# INPUT MATERIAL
+ + + +
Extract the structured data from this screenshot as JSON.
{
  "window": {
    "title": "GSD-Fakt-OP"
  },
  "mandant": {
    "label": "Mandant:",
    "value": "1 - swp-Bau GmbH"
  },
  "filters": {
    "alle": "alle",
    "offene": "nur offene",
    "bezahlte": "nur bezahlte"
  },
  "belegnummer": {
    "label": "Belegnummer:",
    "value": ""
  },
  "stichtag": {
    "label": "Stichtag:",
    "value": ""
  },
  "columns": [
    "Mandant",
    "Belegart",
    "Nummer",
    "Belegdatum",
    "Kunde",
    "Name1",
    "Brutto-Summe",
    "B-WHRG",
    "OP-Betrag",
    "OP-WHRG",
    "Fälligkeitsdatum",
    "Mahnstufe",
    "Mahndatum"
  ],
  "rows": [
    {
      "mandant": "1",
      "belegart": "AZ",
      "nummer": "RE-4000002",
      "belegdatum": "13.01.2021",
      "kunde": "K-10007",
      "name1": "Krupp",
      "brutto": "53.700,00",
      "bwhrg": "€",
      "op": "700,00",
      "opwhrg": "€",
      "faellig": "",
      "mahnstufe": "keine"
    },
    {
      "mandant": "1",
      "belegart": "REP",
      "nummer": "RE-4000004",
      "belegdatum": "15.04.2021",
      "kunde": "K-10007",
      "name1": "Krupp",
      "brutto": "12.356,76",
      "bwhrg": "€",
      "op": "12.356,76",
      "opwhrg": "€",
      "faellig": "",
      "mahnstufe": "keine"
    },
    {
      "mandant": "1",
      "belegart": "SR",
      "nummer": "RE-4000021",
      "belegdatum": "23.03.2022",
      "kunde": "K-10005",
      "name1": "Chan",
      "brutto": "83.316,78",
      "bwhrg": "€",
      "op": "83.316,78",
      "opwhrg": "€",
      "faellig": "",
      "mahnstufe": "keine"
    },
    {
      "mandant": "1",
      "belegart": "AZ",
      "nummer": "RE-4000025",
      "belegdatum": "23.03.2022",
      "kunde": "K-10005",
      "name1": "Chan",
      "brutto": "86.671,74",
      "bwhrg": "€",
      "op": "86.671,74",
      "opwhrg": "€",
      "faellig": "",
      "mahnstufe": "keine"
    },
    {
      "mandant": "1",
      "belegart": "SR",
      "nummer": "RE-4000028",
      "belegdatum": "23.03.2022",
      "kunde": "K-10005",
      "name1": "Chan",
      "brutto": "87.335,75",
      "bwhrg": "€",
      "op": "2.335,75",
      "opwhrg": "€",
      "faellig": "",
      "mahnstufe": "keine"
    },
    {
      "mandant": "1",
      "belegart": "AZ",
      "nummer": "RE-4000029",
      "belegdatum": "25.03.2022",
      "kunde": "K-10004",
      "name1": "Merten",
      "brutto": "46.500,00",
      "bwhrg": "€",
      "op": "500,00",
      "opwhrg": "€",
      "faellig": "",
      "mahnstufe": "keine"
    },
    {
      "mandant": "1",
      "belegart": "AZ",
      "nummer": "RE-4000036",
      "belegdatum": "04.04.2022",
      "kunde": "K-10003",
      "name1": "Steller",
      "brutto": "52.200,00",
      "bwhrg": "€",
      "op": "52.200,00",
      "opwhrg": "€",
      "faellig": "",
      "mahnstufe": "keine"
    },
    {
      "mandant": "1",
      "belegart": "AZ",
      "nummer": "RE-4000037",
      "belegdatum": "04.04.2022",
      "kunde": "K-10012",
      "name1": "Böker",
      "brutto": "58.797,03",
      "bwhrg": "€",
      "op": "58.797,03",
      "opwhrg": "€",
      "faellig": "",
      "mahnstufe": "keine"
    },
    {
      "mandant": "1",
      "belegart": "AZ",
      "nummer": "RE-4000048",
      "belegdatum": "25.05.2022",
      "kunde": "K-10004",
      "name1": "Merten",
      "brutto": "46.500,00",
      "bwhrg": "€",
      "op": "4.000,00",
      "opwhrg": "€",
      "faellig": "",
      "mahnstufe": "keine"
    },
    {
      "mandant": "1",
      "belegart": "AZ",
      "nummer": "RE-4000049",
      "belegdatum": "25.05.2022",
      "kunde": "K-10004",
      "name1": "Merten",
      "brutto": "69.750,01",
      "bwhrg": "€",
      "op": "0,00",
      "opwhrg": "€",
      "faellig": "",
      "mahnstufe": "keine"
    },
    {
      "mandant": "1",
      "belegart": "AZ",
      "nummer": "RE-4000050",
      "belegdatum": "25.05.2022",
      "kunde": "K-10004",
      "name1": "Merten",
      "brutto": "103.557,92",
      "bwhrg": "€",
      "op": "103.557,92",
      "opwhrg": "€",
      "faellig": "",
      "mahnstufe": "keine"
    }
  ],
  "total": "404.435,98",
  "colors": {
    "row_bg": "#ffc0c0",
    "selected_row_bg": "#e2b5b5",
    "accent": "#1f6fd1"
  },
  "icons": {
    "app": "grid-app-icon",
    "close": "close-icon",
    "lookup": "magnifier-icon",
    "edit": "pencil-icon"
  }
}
+ + + +
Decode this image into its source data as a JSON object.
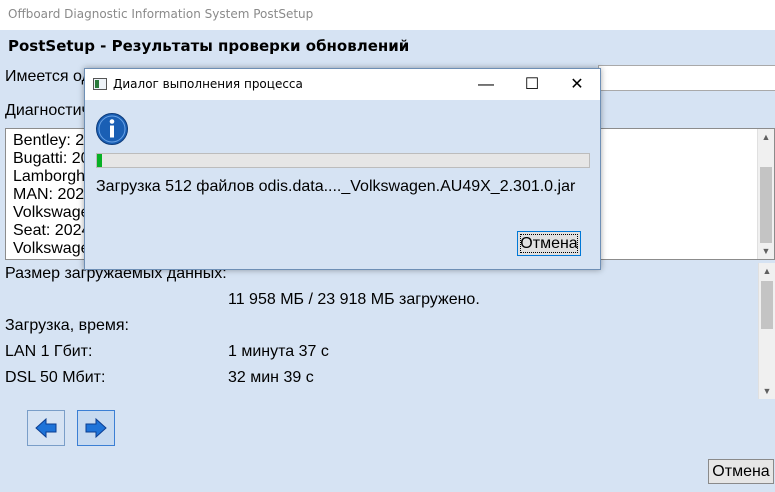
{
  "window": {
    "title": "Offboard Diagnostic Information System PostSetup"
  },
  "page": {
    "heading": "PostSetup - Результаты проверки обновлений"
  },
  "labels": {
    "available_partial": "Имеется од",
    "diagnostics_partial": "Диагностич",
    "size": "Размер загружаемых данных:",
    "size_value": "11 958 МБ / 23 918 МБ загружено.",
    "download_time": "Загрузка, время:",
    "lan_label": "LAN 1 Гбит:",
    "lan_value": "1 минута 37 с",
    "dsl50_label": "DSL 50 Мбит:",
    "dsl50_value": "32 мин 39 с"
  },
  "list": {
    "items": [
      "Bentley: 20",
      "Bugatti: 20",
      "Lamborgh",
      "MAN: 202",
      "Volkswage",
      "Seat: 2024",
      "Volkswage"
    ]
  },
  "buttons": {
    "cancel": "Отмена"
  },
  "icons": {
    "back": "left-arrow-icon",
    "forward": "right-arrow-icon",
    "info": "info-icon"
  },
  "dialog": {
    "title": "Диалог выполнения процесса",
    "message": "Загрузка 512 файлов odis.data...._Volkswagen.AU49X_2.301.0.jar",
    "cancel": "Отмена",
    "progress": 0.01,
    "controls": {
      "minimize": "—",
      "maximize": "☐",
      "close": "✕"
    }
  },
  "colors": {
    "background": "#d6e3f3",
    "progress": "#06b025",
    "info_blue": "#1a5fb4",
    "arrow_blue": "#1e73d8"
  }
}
+ + + +
# TASK DETAILS
From the entries above, copy every line that holds the word "this".

# ANSWER TO THE PROBLEM
Extract the structured data from this screenshot as JSON.
Decode this image into its source data as a JSON object.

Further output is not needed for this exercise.